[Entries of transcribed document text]
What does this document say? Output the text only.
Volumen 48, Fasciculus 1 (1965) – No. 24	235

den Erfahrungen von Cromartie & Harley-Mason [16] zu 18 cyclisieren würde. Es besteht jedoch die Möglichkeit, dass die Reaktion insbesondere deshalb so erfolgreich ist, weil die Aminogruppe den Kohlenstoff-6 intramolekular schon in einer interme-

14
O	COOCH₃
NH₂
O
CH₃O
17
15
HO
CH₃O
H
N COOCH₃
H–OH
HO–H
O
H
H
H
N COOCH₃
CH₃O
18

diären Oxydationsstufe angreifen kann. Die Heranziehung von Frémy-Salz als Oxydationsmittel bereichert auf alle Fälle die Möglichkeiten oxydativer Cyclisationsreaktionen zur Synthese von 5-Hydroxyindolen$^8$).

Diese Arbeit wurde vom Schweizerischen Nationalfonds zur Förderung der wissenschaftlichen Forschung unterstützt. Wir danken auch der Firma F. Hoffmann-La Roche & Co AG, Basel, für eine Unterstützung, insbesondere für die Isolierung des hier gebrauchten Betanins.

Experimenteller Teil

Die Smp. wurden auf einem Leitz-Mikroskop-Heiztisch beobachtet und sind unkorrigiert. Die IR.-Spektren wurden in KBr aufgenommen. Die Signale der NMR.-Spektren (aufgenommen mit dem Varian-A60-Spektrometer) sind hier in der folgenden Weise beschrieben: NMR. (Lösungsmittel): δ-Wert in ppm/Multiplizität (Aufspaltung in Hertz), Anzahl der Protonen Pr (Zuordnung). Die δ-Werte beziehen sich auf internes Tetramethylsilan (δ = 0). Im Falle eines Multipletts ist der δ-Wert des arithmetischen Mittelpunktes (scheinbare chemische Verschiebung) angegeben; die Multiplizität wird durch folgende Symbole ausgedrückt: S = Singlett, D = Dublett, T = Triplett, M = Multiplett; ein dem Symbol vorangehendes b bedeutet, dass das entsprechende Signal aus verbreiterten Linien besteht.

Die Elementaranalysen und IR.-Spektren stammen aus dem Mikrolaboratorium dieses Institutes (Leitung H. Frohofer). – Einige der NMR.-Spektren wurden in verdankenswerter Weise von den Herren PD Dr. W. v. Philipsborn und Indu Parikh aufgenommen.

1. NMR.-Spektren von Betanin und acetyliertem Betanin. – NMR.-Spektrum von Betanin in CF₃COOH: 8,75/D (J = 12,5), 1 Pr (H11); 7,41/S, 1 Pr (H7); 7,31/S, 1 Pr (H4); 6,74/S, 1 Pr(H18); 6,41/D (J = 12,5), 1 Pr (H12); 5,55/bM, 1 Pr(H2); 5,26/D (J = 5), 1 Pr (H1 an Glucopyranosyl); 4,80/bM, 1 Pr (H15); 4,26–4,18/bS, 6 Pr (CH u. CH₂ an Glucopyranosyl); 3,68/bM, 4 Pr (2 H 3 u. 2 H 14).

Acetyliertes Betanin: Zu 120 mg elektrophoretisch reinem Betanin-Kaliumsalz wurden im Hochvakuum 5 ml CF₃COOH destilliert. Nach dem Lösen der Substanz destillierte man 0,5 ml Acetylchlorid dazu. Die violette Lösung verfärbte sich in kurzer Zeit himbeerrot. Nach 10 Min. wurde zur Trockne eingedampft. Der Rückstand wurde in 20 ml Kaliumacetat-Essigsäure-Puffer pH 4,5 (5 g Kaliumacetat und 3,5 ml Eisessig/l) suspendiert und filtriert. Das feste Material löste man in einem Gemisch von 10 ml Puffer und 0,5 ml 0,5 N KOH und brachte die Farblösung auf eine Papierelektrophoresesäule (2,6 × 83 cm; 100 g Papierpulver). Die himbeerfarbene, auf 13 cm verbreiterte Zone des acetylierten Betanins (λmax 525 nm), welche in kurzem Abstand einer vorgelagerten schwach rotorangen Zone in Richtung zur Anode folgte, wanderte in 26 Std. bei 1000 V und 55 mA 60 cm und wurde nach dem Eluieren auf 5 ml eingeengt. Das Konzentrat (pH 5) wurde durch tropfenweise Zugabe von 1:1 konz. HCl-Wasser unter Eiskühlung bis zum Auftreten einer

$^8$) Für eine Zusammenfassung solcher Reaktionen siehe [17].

§ Exercise brief:
Every entry should be retyped exactly as shown.

§ Response to the task:
What does this document say? Output the text only.
Volumen 48, Fasciculus 1 (1965) – No. 24	235

den Erfahrungen von Cromartie & Harley-Mason [16] zu 18 cyclisieren würde. Es besteht jedoch die Möglichkeit, dass die Reaktion insbesondere deshalb so erfolgreich ist, weil die Aminogruppe den Kohlenstoff-6 intramolekular schon in einer interme-

14
O	COOCH₃
NH₂
O
CH₃O
17
15
HO
CH₃O
H
N COOCH₃
H–OH
HO–H
O
H
H
H
N COOCH₃
CH₃O
18

diären Oxydationsstufe angreifen kann. Die Heranziehung von Frémy-Salz als Oxydationsmittel bereichert auf alle Fälle die Möglichkeiten oxydativer Cyclisationsreaktionen zur Synthese von 5-Hydroxyindolen$^8$).

Diese Arbeit wurde vom Schweizerischen Nationalfonds zur Förderung der wissenschaftlichen Forschung unterstützt. Wir danken auch der Firma F. Hoffmann-La Roche & Co AG, Basel, für eine Unterstützung, insbesondere für die Isolierung des hier gebrauchten Betanins.

Experimenteller Teil

Die Smp. wurden auf einem Leitz-Mikroskop-Heiztisch beobachtet und sind unkorrigiert. Die IR.-Spektren wurden in KBr aufgenommen. Die Signale der NMR.-Spektren (aufgenommen mit dem Varian-A60-Spektrometer) sind hier in der folgenden Weise beschrieben: NMR. (Lösungsmittel): δ-Wert in ppm/Multiplizität (Aufspaltung in Hertz), Anzahl der Protonen Pr (Zuordnung). Die δ-Werte beziehen sich auf internes Tetramethylsilan (δ = 0). Im Falle eines Multipletts ist der δ-Wert des arithmetischen Mittelpunktes (scheinbare chemische Verschiebung) angegeben; die Multiplizität wird durch folgende Symbole ausgedrückt: S = Singlett, D = Dublett, T = Triplett, M = Multiplett; ein dem Symbol vorangehendes b bedeutet, dass das entsprechende Signal aus verbreiterten Linien besteht.

Die Elementaranalysen und IR.-Spektren stammen aus dem Mikrolaboratorium dieses Institutes (Leitung H. Frohofer). – Einige der NMR.-Spektren wurden in verdankenswerter Weise von den Herren PD Dr. W. v. Philipsborn und Indu Parikh aufgenommen.

1. NMR.-Spektren von Betanin und acetyliertem Betanin. – NMR.-Spektrum von Betanin in CF₃COOH: 8,75/D (J = 12,5), 1 Pr (H11); 7,41/S, 1 Pr (H7); 7,31/S, 1 Pr (H4); 6,74/S, 1 Pr(H18); 6,41/D (J = 12,5), 1 Pr (H12); 5,55/bM, 1 Pr(H2); 5,26/D (J = 5), 1 Pr (H1 an Glucopyranosyl); 4,80/bM, 1 Pr (H15); 4,26–4,18/bS, 6 Pr (CH u. CH₂ an Glucopyranosyl); 3,68/bM, 4 Pr (2 H 3 u. 2 H 14).

Acetyliertes Betanin: Zu 120 mg elektrophoretisch reinem Betanin-Kaliumsalz wurden im Hochvakuum 5 ml CF₃COOH destilliert. Nach dem Lösen der Substanz destillierte man 0,5 ml Acetylchlorid dazu. Die violette Lösung verfärbte sich in kurzer Zeit himbeerrot. Nach 10 Min. wurde zur Trockne eingedampft. Der Rückstand wurde in 20 ml Kaliumacetat-Essigsäure-Puffer pH 4,5 (5 g Kaliumacetat und 3,5 ml Eisessig/l) suspendiert und filtriert. Das feste Material löste man in einem Gemisch von 10 ml Puffer und 0,5 ml 0,5 N KOH und brachte die Farblösung auf eine Papierelektrophoresesäule (2,6 × 83 cm; 100 g Papierpulver). Die himbeerfarbene, auf 13 cm verbreiterte Zone des acetylierten Betanins (λmax 525 nm), welche in kurzem Abstand einer vorgelagerten schwach rotorangen Zone in Richtung zur Anode folgte, wanderte in 26 Std. bei 1000 V und 55 mA 60 cm und wurde nach dem Eluieren auf 5 ml eingeengt. Das Konzentrat (pH 5) wurde durch tropfenweise Zugabe von 1:1 konz. HCl-Wasser unter Eiskühlung bis zum Auftreten einer

$^8$) Für eine Zusammenfassung solcher Reaktionen siehe [17].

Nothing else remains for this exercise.